#### [WRITTEN TASK]
Please transcribe the records precisely; pictures stay out of your copy.

==============================

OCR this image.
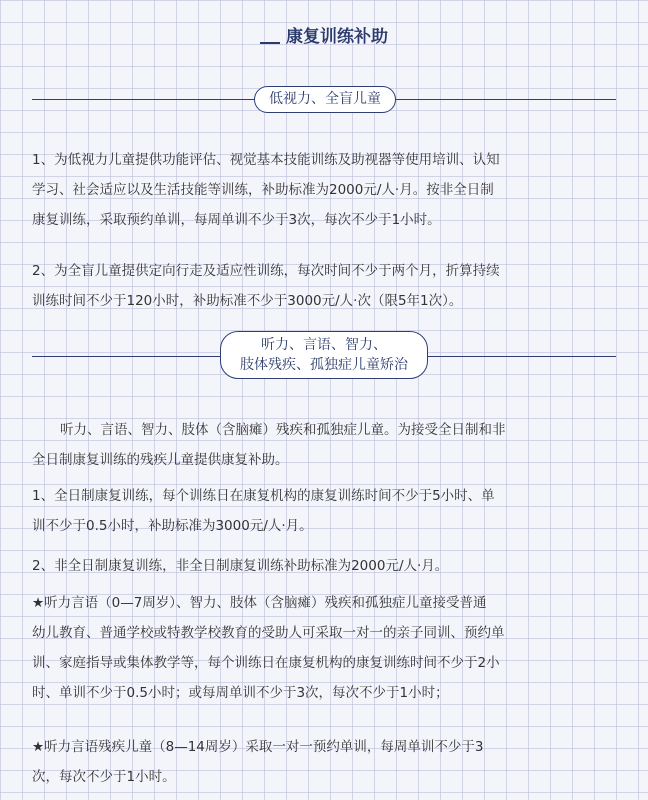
康复训练补助
低视力、全盲儿童
1、为低视力儿童提供功能评估、视觉基本技能训练及助视器等使用培训、认知
学习、社会适应以及生活技能等训练，补助标准为2000元/人·月。按非全日制
康复训练，采取预约单训，每周单训不少于3次，每次不少于1小时。
2、为全盲儿童提供定向行走及适应性训练，每次时间不少于两个月，折算持续
训练时间不少于120小时，补助标准不少于3000元/人·次（限5年1次）。
听力、言语、智力、
肢体残疾、孤独症儿童矫治
听力、言语、智力、肢体（含脑瘫）残疾和孤独症儿童。为接受全日制和非
全日制康复训练的残疾儿童提供康复补助。
1、全日制康复训练，每个训练日在康复机构的康复训练时间不少于5小时、单
训不少于0.5小时，补助标准为3000元/人·月。
2、非全日制康复训练，非全日制康复训练补助标准为2000元/人·月。
★听力言语（0—7周岁）、智力、肢体（含脑瘫）残疾和孤独症儿童接受普通
幼儿教育、普通学校或特教学校教育的受助人可采取一对一的亲子同训、预约单
训、家庭指导或集体教学等，每个训练日在康复机构的康复训练时间不少于2小
时、单训不少于0.5小时；或每周单训不少于3次，每次不少于1小时；
★听力言语残疾儿童（8—14周岁）采取一对一预约单训，每周单训不少于3
次，每次不少于1小时。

==============================

#### [SOLVED EXERCISE]
OCR this image.
康复训练补助
低视力、全盲儿童
1、为低视力儿童提供功能评估、视觉基本技能训练及助视器等使用培训、认知
学习、社会适应以及生活技能等训练，补助标准为2000元/人·月。按非全日制
康复训练，采取预约单训，每周单训不少于3次，每次不少于1小时。
2、为全盲儿童提供定向行走及适应性训练，每次时间不少于两个月，折算持续
训练时间不少于120小时，补助标准不少于3000元/人·次（限5年1次）。
听力、言语、智力、
肢体残疾、孤独症儿童矫治
听力、言语、智力、肢体（含脑瘫）残疾和孤独症儿童。为接受全日制和非
全日制康复训练的残疾儿童提供康复补助。
1、全日制康复训练，每个训练日在康复机构的康复训练时间不少于5小时、单
训不少于0.5小时，补助标准为3000元/人·月。
2、非全日制康复训练，非全日制康复训练补助标准为2000元/人·月。
★听力言语（0—7周岁）、智力、肢体（含脑瘫）残疾和孤独症儿童接受普通
幼儿教育、普通学校或特教学校教育的受助人可采取一对一的亲子同训、预约单
训、家庭指导或集体教学等，每个训练日在康复机构的康复训练时间不少于2小
时、单训不少于0.5小时；或每周单训不少于3次，每次不少于1小时；
★听力言语残疾儿童（8—14周岁）采取一对一预约单训，每周单训不少于3
次，每次不少于1小时。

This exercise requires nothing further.